Every line below that holds the string "name" should be copied out.

-*-

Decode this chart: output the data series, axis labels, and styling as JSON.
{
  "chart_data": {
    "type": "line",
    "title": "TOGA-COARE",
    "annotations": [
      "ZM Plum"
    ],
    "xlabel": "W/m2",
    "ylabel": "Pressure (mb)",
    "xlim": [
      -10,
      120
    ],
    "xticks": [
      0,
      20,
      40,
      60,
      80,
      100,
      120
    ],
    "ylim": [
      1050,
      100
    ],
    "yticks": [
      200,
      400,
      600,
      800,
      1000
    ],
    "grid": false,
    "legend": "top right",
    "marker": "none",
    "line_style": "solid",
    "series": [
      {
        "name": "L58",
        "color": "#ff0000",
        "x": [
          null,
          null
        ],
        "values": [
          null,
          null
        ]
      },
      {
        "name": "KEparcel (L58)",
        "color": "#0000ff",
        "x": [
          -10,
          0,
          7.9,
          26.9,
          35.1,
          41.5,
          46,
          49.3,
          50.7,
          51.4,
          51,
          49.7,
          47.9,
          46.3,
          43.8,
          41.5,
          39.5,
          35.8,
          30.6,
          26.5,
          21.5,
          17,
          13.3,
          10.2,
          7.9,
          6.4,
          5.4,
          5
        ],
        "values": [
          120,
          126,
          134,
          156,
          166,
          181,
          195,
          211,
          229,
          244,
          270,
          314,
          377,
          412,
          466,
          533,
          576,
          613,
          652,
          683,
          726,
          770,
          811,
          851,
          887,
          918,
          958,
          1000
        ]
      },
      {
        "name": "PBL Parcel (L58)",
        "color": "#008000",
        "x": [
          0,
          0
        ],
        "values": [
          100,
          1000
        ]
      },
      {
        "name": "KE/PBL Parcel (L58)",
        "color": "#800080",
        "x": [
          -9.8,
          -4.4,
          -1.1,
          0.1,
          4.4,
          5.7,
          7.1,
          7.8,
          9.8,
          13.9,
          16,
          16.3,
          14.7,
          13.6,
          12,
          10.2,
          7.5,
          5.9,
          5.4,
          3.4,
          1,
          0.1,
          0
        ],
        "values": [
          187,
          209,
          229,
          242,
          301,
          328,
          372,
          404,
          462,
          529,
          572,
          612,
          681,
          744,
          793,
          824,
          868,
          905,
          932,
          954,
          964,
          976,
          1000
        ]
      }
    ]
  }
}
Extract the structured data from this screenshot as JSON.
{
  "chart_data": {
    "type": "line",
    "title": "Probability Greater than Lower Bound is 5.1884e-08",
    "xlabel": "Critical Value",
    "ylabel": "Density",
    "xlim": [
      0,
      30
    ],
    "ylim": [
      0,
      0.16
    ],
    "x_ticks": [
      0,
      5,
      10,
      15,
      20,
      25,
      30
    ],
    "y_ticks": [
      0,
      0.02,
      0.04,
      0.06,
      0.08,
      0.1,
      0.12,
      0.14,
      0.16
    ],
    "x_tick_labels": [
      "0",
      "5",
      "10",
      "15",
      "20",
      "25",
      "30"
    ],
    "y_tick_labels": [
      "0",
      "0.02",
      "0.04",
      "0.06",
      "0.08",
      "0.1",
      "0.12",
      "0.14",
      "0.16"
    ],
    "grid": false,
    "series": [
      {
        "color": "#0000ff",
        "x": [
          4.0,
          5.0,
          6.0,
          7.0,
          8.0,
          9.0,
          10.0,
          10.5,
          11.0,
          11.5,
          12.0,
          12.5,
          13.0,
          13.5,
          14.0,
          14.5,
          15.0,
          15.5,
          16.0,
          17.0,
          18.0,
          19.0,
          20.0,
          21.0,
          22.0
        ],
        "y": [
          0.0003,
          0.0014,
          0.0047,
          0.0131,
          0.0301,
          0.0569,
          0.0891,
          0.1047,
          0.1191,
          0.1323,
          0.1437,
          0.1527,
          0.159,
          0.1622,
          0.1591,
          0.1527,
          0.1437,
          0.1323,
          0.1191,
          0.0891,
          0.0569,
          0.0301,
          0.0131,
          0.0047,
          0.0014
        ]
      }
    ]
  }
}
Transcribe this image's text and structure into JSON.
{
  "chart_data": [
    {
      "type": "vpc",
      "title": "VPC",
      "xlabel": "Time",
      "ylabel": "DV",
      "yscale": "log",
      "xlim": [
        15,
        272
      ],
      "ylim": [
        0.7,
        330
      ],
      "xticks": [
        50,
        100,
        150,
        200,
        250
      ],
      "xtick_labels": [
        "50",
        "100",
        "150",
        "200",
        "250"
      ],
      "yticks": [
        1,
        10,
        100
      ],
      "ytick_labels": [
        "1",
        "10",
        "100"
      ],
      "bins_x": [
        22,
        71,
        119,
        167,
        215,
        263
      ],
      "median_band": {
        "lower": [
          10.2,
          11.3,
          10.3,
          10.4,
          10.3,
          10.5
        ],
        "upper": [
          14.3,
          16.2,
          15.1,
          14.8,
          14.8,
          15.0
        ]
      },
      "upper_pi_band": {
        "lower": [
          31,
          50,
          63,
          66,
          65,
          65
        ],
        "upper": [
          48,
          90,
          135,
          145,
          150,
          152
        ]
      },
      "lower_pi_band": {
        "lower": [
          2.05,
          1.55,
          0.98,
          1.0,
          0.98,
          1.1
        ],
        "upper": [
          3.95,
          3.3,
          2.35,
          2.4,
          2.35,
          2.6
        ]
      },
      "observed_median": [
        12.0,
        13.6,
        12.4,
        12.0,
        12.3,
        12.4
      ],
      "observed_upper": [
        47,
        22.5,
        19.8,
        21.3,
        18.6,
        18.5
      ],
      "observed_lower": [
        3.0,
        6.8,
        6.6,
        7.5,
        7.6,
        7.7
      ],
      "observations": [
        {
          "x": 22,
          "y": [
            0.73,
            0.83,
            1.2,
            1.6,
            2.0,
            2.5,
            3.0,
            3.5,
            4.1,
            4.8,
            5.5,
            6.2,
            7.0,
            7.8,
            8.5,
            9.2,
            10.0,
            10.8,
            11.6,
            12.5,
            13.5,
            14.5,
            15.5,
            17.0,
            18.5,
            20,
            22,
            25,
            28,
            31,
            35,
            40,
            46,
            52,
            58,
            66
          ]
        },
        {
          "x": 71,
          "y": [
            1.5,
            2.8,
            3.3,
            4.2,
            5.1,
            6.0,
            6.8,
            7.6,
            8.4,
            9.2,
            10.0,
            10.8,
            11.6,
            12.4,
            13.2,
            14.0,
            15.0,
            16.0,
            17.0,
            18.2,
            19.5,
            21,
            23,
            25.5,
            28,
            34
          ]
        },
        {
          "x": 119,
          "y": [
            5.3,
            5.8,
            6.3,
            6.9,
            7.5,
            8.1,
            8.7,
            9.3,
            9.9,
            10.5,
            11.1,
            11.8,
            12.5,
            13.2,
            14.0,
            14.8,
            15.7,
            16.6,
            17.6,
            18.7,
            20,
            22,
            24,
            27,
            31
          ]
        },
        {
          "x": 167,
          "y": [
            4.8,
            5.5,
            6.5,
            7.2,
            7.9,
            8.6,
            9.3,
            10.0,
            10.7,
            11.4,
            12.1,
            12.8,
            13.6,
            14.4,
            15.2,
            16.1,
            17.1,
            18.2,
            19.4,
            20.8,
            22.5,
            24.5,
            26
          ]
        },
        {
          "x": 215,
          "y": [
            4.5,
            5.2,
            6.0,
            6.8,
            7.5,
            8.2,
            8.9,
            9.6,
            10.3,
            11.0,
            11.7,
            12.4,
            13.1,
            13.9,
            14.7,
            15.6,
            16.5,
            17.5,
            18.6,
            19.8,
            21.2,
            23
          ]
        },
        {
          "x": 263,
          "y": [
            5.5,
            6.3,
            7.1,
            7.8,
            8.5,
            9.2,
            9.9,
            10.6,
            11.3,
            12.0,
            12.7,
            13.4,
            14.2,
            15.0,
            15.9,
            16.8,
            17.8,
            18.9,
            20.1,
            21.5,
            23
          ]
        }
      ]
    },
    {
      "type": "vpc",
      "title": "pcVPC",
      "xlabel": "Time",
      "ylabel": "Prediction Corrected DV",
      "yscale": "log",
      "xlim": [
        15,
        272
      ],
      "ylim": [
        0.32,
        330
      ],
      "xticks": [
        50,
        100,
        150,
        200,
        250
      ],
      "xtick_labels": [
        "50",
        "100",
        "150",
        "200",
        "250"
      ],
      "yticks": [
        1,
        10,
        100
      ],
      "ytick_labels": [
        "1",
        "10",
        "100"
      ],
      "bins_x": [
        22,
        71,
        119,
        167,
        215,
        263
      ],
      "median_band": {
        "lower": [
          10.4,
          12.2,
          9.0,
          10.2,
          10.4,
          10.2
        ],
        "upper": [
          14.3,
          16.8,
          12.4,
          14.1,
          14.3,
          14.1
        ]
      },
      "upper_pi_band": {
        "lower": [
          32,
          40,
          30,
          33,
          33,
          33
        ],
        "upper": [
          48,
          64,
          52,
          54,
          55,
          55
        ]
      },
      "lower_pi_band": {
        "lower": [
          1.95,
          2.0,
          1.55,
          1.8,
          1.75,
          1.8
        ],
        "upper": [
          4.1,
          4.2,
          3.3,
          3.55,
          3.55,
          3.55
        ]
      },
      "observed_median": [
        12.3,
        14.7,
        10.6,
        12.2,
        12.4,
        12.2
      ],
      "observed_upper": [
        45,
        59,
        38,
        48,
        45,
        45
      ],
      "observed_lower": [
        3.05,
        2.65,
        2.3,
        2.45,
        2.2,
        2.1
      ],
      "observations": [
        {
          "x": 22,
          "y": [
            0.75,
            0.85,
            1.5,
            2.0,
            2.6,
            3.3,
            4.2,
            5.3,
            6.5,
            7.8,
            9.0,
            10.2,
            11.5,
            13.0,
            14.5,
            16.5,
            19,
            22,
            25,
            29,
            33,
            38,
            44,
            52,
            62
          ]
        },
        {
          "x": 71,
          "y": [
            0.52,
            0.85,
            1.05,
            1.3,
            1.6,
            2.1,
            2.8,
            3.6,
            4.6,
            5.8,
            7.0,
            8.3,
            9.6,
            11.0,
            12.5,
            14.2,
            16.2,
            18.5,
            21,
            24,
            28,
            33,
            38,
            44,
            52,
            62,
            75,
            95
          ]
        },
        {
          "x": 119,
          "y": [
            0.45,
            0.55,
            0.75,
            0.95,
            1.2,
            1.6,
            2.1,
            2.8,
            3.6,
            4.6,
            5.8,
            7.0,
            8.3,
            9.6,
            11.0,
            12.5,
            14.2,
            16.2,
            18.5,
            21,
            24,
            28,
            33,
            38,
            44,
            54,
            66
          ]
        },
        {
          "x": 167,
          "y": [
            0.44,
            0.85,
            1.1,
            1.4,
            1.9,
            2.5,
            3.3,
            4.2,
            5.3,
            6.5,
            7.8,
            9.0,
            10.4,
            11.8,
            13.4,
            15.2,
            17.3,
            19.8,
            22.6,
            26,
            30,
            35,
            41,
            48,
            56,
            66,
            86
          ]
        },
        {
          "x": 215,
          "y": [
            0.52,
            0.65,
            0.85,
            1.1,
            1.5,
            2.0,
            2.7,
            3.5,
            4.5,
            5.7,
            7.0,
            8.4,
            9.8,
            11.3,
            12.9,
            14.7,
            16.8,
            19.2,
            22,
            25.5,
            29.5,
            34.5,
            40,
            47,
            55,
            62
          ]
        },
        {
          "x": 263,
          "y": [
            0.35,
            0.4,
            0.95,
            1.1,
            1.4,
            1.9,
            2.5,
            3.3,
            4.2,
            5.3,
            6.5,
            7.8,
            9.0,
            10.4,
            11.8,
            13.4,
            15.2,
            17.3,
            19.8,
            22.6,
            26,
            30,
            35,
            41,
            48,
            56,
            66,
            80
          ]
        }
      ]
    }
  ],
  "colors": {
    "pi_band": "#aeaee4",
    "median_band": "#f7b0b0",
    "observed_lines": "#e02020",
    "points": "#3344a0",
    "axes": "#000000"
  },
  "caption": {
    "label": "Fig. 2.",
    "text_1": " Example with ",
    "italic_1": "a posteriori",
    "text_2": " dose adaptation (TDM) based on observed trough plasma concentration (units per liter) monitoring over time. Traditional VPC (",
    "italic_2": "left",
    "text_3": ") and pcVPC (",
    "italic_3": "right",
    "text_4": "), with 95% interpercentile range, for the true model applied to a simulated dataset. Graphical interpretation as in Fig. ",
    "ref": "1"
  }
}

-*-

-- Finished answer --
        "name": "L58",
        "name": "KEparcel (L58)",
        "name": "PBL Parcel (L58)",
        "name": "KE/PBL Parcel (L58)",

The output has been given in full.